* START *
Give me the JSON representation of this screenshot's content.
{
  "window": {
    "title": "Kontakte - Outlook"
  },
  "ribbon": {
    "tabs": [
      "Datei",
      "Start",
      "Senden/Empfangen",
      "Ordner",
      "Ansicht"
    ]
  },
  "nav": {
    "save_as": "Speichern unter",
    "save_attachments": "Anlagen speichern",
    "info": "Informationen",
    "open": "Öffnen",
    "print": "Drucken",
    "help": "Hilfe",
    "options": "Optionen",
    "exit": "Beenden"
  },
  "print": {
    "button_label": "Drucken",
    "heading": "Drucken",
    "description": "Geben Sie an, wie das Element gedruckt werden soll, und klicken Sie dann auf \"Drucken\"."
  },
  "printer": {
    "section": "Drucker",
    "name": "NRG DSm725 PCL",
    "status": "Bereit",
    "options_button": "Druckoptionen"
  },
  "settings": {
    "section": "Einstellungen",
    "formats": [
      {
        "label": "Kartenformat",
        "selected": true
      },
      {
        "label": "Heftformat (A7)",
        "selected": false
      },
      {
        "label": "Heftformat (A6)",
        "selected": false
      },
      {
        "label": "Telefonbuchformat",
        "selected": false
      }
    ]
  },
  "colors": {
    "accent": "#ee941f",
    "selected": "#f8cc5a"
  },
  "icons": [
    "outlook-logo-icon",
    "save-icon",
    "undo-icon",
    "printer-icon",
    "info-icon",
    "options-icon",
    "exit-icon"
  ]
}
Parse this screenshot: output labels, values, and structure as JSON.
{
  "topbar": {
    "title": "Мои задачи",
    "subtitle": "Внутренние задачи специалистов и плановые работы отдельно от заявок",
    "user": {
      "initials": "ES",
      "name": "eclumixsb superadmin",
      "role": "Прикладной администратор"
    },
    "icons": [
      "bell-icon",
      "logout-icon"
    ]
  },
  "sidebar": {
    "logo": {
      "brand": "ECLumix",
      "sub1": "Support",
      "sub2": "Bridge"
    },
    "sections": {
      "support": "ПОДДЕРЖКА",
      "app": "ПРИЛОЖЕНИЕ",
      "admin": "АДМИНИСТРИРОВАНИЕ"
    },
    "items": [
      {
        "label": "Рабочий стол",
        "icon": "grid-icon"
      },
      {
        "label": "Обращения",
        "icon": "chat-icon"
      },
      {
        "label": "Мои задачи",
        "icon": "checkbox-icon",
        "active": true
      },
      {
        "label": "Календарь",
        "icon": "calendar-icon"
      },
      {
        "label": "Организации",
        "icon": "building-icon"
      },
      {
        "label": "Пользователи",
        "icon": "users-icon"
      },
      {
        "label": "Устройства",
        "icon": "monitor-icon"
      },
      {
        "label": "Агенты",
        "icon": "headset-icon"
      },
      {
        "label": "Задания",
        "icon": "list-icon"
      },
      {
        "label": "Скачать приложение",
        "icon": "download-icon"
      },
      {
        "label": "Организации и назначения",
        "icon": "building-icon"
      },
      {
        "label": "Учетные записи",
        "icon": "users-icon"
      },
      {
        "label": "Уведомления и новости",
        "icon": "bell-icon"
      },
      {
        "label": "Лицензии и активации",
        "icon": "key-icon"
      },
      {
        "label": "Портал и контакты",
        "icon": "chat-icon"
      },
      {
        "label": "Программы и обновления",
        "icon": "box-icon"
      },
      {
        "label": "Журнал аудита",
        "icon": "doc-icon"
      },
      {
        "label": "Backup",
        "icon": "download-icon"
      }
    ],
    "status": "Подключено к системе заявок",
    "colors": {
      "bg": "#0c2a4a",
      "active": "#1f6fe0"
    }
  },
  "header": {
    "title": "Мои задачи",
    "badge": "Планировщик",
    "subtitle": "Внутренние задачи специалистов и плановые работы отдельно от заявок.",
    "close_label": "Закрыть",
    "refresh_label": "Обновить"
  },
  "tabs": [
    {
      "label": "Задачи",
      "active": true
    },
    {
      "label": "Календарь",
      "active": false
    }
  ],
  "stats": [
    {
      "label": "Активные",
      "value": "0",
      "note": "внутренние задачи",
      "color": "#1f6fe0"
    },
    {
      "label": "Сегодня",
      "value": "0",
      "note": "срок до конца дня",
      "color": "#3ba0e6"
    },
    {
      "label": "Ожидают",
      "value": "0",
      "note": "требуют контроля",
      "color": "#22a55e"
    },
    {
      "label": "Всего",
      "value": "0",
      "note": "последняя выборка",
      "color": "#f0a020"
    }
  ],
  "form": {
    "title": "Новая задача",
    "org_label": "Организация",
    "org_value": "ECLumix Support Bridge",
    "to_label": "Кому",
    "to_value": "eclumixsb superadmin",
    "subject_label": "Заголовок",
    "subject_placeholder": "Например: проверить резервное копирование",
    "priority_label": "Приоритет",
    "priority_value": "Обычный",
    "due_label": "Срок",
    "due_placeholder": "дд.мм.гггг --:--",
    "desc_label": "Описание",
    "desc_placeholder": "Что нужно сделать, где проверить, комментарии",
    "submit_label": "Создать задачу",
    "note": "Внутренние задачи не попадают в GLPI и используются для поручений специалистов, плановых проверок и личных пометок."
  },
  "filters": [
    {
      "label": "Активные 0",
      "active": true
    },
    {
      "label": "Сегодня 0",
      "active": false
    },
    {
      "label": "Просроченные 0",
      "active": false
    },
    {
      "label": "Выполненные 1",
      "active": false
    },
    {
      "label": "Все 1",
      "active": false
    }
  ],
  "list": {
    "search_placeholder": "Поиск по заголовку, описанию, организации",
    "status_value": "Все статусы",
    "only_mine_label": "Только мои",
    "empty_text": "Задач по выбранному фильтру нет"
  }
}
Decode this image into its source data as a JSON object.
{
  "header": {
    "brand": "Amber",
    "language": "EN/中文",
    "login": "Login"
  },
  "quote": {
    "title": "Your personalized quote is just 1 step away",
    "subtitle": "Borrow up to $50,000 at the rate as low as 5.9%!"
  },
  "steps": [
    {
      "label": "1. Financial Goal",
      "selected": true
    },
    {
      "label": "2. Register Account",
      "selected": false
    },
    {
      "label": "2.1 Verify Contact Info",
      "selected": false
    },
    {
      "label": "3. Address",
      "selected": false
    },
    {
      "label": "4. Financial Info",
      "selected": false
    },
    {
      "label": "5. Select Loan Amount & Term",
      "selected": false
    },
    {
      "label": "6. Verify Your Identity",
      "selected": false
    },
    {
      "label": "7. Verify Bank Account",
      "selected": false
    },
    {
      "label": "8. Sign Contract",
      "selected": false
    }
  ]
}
* END *
◆ **Exercise directions**: Locate the word "true" in the entries, and copy every line where it is found.

◆ **Full response**:
        "selected": true
        "active": true
      "active": true
      "active": true
      "selected": true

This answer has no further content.